_PROBLEM DESCRIPTION_. Extract all lines in the data that contain the word "Filtering".

Stored items:
┏━━

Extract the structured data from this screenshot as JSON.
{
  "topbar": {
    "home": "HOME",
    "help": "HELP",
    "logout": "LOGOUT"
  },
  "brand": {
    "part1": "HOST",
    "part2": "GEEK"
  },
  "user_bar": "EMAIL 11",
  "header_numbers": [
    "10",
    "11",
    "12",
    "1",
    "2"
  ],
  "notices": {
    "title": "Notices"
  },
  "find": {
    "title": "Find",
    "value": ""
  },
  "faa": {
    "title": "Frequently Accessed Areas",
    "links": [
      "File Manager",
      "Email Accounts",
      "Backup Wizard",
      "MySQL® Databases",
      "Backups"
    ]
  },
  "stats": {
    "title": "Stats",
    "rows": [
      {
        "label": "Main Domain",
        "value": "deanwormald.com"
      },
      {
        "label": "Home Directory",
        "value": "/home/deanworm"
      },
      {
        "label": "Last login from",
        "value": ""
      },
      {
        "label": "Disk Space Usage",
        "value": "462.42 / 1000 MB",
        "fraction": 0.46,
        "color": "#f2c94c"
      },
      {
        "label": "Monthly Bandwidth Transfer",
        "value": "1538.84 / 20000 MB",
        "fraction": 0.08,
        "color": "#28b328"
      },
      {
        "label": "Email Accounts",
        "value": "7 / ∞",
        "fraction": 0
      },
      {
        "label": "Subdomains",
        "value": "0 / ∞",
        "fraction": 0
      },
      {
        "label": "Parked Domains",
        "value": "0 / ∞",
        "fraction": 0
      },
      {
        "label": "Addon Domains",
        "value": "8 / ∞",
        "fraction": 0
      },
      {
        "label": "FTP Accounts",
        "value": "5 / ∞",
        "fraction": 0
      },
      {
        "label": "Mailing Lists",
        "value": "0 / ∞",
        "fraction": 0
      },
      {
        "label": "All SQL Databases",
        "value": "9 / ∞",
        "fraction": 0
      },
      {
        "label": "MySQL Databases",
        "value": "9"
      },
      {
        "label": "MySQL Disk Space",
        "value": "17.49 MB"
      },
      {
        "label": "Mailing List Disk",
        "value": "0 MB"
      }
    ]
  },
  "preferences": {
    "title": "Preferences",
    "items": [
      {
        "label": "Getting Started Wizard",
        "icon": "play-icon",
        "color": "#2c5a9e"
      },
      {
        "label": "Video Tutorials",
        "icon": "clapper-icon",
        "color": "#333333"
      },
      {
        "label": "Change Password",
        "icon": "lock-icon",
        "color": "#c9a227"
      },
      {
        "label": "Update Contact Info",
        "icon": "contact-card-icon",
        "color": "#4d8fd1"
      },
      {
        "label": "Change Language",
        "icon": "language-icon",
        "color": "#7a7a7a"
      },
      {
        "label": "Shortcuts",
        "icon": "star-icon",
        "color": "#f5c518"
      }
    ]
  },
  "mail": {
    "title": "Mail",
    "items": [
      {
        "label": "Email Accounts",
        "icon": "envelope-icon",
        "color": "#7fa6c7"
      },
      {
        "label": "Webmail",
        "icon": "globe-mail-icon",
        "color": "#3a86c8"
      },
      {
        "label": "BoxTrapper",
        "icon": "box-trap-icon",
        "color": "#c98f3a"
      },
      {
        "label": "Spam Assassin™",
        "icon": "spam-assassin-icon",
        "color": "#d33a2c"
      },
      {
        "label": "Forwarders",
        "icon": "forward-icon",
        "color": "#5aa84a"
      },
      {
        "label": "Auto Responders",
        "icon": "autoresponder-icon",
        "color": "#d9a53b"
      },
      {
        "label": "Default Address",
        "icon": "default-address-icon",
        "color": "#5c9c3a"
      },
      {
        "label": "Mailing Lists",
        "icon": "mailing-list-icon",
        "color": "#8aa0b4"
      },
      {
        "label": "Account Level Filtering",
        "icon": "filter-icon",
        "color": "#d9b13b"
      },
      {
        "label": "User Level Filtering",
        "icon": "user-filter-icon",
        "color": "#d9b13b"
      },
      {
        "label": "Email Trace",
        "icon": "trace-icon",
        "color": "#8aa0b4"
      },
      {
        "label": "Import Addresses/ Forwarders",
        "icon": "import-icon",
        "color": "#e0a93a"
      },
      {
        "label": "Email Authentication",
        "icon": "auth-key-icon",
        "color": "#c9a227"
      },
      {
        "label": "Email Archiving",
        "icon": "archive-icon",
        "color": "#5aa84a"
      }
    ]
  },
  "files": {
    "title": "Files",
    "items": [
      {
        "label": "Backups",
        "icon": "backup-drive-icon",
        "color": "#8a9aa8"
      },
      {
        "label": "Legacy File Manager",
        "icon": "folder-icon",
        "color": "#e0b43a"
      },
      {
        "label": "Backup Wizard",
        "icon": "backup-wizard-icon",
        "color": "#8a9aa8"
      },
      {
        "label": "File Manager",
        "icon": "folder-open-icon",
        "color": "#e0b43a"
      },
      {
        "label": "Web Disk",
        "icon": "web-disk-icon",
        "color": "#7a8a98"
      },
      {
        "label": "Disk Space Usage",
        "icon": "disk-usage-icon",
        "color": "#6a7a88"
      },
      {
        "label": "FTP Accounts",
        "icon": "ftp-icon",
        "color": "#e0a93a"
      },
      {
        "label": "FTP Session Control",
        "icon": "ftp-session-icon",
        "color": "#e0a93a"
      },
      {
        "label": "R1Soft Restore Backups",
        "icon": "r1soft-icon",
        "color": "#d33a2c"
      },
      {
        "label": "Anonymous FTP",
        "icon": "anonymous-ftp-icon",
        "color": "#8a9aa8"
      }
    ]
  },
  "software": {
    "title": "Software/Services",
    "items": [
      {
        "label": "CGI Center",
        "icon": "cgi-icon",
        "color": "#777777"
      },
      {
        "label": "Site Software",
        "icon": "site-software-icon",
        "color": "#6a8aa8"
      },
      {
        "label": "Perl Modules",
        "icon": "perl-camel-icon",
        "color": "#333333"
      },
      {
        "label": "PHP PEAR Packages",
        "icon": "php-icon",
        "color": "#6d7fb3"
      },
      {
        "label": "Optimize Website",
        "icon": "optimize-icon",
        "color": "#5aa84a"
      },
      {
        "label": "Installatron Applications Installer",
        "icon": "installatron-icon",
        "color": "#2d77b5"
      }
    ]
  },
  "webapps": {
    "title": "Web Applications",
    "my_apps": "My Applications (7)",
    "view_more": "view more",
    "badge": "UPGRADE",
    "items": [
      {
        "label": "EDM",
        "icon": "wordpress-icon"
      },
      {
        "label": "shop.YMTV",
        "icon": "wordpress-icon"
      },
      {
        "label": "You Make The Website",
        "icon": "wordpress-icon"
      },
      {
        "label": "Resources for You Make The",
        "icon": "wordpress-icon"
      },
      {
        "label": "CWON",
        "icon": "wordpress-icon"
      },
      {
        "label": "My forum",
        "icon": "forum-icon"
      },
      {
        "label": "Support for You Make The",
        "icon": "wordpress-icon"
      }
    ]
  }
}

┗━━
┏━━

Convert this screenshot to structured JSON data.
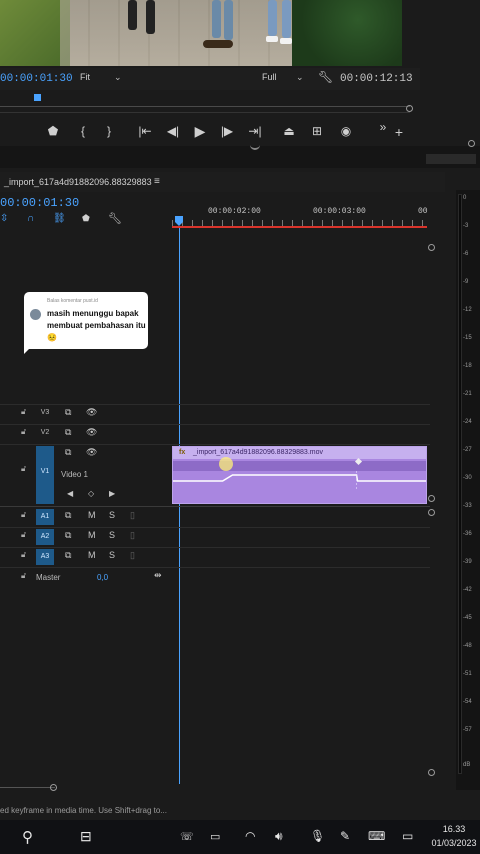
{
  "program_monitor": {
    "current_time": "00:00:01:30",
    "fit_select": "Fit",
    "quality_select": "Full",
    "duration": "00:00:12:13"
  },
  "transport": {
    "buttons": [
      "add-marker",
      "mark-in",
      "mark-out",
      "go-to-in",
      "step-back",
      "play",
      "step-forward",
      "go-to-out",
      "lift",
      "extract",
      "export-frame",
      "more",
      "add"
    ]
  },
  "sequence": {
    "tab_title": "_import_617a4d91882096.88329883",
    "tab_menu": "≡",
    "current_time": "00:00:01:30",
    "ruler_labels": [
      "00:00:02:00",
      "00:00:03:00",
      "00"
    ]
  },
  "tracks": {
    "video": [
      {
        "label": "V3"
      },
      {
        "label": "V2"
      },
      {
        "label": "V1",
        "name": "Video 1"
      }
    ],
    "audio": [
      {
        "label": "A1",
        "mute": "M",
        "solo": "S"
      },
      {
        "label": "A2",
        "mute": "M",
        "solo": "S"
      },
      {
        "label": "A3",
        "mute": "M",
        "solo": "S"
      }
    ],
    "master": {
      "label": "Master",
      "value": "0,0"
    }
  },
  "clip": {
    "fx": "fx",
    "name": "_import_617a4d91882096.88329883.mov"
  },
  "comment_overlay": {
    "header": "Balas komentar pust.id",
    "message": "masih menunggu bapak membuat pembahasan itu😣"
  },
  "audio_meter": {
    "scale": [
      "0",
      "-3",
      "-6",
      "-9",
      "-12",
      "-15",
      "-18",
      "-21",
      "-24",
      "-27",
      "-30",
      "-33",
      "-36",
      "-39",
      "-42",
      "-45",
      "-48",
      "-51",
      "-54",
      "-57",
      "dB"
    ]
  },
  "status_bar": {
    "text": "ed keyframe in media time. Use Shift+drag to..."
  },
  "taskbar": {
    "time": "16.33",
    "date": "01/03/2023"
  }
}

┗━━

_RESULT OF THE TASK_.
        "label": "Account Level Filtering",
        "label": "User Level Filtering",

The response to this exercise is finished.